··· Available records

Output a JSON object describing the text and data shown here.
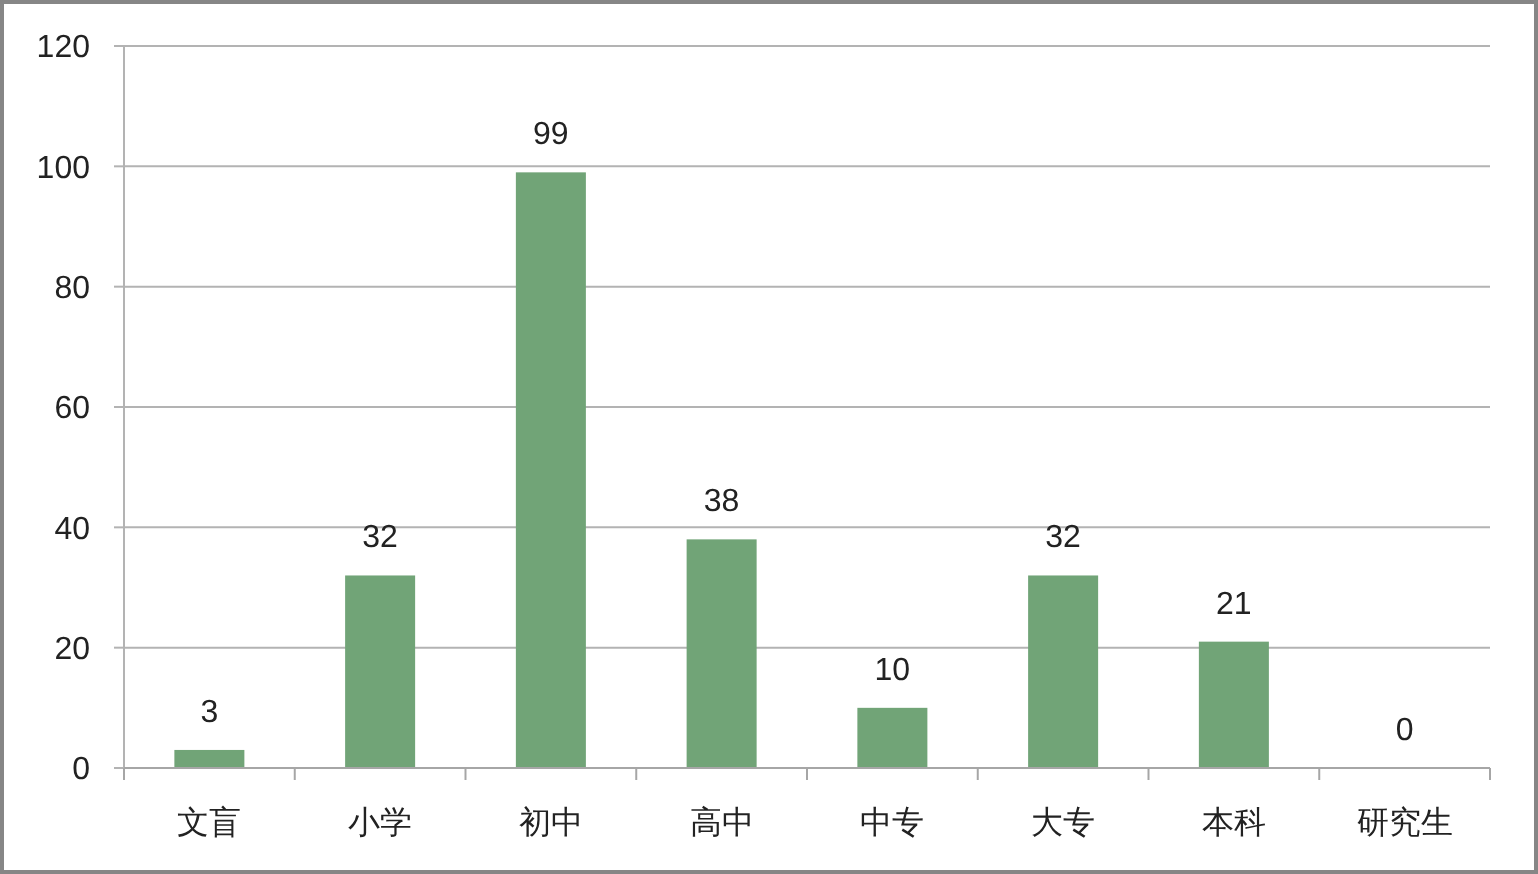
{
  "chart_data": {
    "type": "bar",
    "categories": [
      "文盲",
      "小学",
      "初中",
      "高中",
      "中专",
      "大专",
      "本科",
      "研究生"
    ],
    "values": [
      3,
      32,
      99,
      38,
      10,
      32,
      21,
      0
    ],
    "color": "#71a477",
    "ylim": [
      0,
      120
    ],
    "yticks": [
      0,
      20,
      40,
      60,
      80,
      100,
      120
    ],
    "grid": "y",
    "data_labels": true
  }
}
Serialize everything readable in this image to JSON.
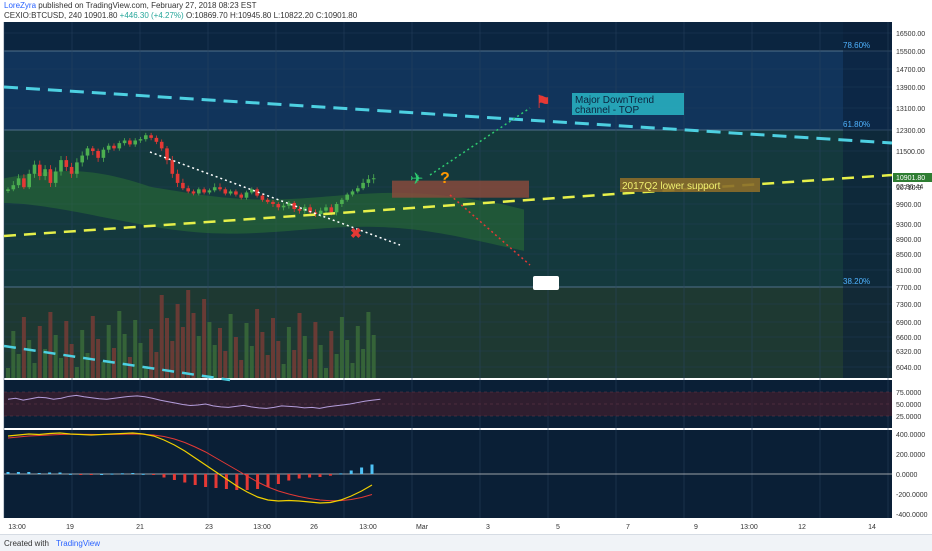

······

* Given problem
Without including the pictures, reproduce all entries exactly.

* Output for this task
Output a JSON object describing the text and data shown here.
{
  "chart_data": {
    "type": "bar",
    "categories": [
      "文盲",
      "小学",
      "初中",
      "高中",
      "中专",
      "大专",
      "本科",
      "研究生"
    ],
    "values": [
      3,
      32,
      99,
      38,
      10,
      32,
      21,
      0
    ],
    "color": "#71a477",
    "ylim": [
      0,
      120
    ],
    "yticks": [
      0,
      20,
      40,
      60,
      80,
      100,
      120
    ],
    "grid": "y",
    "data_labels": true
  }
}
Serialize everything readable in this image to JSON.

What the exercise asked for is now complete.